## WRITTEN TASK
Take the listing and print it in full, exactly as given.

# START OF EXERCISE MATERIAL

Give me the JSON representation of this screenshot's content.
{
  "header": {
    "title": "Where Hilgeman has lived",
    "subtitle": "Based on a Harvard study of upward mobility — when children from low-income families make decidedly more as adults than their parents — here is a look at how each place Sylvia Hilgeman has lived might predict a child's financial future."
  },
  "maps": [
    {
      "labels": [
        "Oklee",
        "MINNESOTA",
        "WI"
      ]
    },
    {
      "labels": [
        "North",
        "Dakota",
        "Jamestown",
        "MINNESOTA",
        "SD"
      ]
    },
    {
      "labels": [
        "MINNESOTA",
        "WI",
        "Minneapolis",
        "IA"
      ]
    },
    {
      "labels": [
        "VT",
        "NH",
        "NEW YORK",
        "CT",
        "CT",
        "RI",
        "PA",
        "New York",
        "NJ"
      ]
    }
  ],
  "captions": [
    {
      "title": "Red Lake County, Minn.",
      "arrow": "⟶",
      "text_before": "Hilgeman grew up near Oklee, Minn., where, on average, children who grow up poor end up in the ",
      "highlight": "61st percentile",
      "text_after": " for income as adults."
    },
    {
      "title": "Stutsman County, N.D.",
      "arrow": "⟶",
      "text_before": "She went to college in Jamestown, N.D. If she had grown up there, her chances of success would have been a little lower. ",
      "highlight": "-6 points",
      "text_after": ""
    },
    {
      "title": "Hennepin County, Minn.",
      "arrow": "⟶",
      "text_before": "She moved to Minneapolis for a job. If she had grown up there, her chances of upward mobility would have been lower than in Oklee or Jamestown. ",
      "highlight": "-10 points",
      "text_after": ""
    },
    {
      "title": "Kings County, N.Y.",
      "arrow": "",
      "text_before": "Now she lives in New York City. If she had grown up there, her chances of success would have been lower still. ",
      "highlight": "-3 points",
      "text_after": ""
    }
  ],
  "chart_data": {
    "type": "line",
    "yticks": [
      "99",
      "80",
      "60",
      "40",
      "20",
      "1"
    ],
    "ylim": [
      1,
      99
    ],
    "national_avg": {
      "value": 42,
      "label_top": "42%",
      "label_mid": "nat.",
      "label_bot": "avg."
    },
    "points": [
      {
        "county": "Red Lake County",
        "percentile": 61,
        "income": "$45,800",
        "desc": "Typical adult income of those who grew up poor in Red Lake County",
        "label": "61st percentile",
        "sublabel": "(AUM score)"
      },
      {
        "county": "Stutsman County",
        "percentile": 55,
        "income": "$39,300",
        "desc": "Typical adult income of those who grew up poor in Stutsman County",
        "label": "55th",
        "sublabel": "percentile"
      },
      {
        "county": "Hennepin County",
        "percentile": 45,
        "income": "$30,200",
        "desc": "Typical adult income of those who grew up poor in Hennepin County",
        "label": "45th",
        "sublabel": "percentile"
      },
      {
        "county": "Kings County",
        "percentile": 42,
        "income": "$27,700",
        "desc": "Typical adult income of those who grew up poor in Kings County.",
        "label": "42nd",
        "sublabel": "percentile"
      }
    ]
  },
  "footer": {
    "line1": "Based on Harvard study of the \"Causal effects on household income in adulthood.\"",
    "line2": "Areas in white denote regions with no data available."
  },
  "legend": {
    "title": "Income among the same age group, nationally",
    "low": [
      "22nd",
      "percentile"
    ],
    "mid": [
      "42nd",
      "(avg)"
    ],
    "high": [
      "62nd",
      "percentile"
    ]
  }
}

# END OF EXERCISE MATERIAL

## COMPLETED EXERCISE
Give me the JSON representation of this screenshot's content.
{
  "header": {
    "title": "Where Hilgeman has lived",
    "subtitle": "Based on a Harvard study of upward mobility — when children from low-income families make decidedly more as adults than their parents — here is a look at how each place Sylvia Hilgeman has lived might predict a child's financial future."
  },
  "maps": [
    {
      "labels": [
        "Oklee",
        "MINNESOTA",
        "WI"
      ]
    },
    {
      "labels": [
        "North",
        "Dakota",
        "Jamestown",
        "MINNESOTA",
        "SD"
      ]
    },
    {
      "labels": [
        "MINNESOTA",
        "WI",
        "Minneapolis",
        "IA"
      ]
    },
    {
      "labels": [
        "VT",
        "NH",
        "NEW YORK",
        "CT",
        "CT",
        "RI",
        "PA",
        "New York",
        "NJ"
      ]
    }
  ],
  "captions": [
    {
      "title": "Red Lake County, Minn.",
      "arrow": "⟶",
      "text_before": "Hilgeman grew up near Oklee, Minn., where, on average, children who grow up poor end up in the ",
      "highlight": "61st percentile",
      "text_after": " for income as adults."
    },
    {
      "title": "Stutsman County, N.D.",
      "arrow": "⟶",
      "text_before": "She went to college in Jamestown, N.D. If she had grown up there, her chances of success would have been a little lower. ",
      "highlight": "-6 points",
      "text_after": ""
    },
    {
      "title": "Hennepin County, Minn.",
      "arrow": "⟶",
      "text_before": "She moved to Minneapolis for a job. If she had grown up there, her chances of upward mobility would have been lower than in Oklee or Jamestown. ",
      "highlight": "-10 points",
      "text_after": ""
    },
    {
      "title": "Kings County, N.Y.",
      "arrow": "",
      "text_before": "Now she lives in New York City. If she had grown up there, her chances of success would have been lower still. ",
      "highlight": "-3 points",
      "text_after": ""
    }
  ],
  "chart_data": {
    "type": "line",
    "yticks": [
      "99",
      "80",
      "60",
      "40",
      "20",
      "1"
    ],
    "ylim": [
      1,
      99
    ],
    "national_avg": {
      "value": 42,
      "label_top": "42%",
      "label_mid": "nat.",
      "label_bot": "avg."
    },
    "points": [
      {
        "county": "Red Lake County",
        "percentile": 61,
        "income": "$45,800",
        "desc": "Typical adult income of those who grew up poor in Red Lake County",
        "label": "61st percentile",
        "sublabel": "(AUM score)"
      },
      {
        "county": "Stutsman County",
        "percentile": 55,
        "income": "$39,300",
        "desc": "Typical adult income of those who grew up poor in Stutsman County",
        "label": "55th",
        "sublabel": "percentile"
      },
      {
        "county": "Hennepin County",
        "percentile": 45,
        "income": "$30,200",
        "desc": "Typical adult income of those who grew up poor in Hennepin County",
        "label": "45th",
        "sublabel": "percentile"
      },
      {
        "county": "Kings County",
        "percentile": 42,
        "income": "$27,700",
        "desc": "Typical adult income of those who grew up poor in Kings County.",
        "label": "42nd",
        "sublabel": "percentile"
      }
    ]
  },
  "footer": {
    "line1": "Based on Harvard study of the \"Causal effects on household income in adulthood.\"",
    "line2": "Areas in white denote regions with no data available."
  },
  "legend": {
    "title": "Income among the same age group, nationally",
    "low": [
      "22nd",
      "percentile"
    ],
    "mid": [
      "42nd",
      "(avg)"
    ],
    "high": [
      "62nd",
      "percentile"
    ]
  }
}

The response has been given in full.